§ Your instructions
Every record here should be printed again exactly.
□ □ □ □ □ □ □
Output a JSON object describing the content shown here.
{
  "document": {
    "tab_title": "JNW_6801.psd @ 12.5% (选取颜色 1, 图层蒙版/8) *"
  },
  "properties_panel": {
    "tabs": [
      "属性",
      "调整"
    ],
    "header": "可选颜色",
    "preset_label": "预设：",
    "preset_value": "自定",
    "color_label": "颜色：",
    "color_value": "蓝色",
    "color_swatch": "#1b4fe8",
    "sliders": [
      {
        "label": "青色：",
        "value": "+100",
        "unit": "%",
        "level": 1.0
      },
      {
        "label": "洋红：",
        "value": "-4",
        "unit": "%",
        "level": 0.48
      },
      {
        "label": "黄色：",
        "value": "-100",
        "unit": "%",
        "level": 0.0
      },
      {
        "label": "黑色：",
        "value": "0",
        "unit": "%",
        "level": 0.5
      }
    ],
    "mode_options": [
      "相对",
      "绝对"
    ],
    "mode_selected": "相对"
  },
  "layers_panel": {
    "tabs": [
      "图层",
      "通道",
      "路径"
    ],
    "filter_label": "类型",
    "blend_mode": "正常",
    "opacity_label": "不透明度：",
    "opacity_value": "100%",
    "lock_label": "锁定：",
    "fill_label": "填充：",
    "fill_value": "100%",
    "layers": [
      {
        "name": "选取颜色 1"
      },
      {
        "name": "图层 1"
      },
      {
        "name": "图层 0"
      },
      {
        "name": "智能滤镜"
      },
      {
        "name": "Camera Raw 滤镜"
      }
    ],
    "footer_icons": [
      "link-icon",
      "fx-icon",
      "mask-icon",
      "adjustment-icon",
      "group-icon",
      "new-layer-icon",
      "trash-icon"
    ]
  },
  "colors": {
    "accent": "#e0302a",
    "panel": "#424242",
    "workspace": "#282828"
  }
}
□ □ □ □ □ □ □
§ Expected output
Output a JSON object describing the content shown here.
{
  "document": {
    "tab_title": "JNW_6801.psd @ 12.5% (选取颜色 1, 图层蒙版/8) *"
  },
  "properties_panel": {
    "tabs": [
      "属性",
      "调整"
    ],
    "header": "可选颜色",
    "preset_label": "预设：",
    "preset_value": "自定",
    "color_label": "颜色：",
    "color_value": "蓝色",
    "color_swatch": "#1b4fe8",
    "sliders": [
      {
        "label": "青色：",
        "value": "+100",
        "unit": "%",
        "level": 1.0
      },
      {
        "label": "洋红：",
        "value": "-4",
        "unit": "%",
        "level": 0.48
      },
      {
        "label": "黄色：",
        "value": "-100",
        "unit": "%",
        "level": 0.0
      },
      {
        "label": "黑色：",
        "value": "0",
        "unit": "%",
        "level": 0.5
      }
    ],
    "mode_options": [
      "相对",
      "绝对"
    ],
    "mode_selected": "相对"
  },
  "layers_panel": {
    "tabs": [
      "图层",
      "通道",
      "路径"
    ],
    "filter_label": "类型",
    "blend_mode": "正常",
    "opacity_label": "不透明度：",
    "opacity_value": "100%",
    "lock_label": "锁定：",
    "fill_label": "填充：",
    "fill_value": "100%",
    "layers": [
      {
        "name": "选取颜色 1"
      },
      {
        "name": "图层 1"
      },
      {
        "name": "图层 0"
      },
      {
        "name": "智能滤镜"
      },
      {
        "name": "Camera Raw 滤镜"
      }
    ],
    "footer_icons": [
      "link-icon",
      "fx-icon",
      "mask-icon",
      "adjustment-icon",
      "group-icon",
      "new-layer-icon",
      "trash-icon"
    ]
  },
  "colors": {
    "accent": "#e0302a",
    "panel": "#424242",
    "workspace": "#282828"
  }
}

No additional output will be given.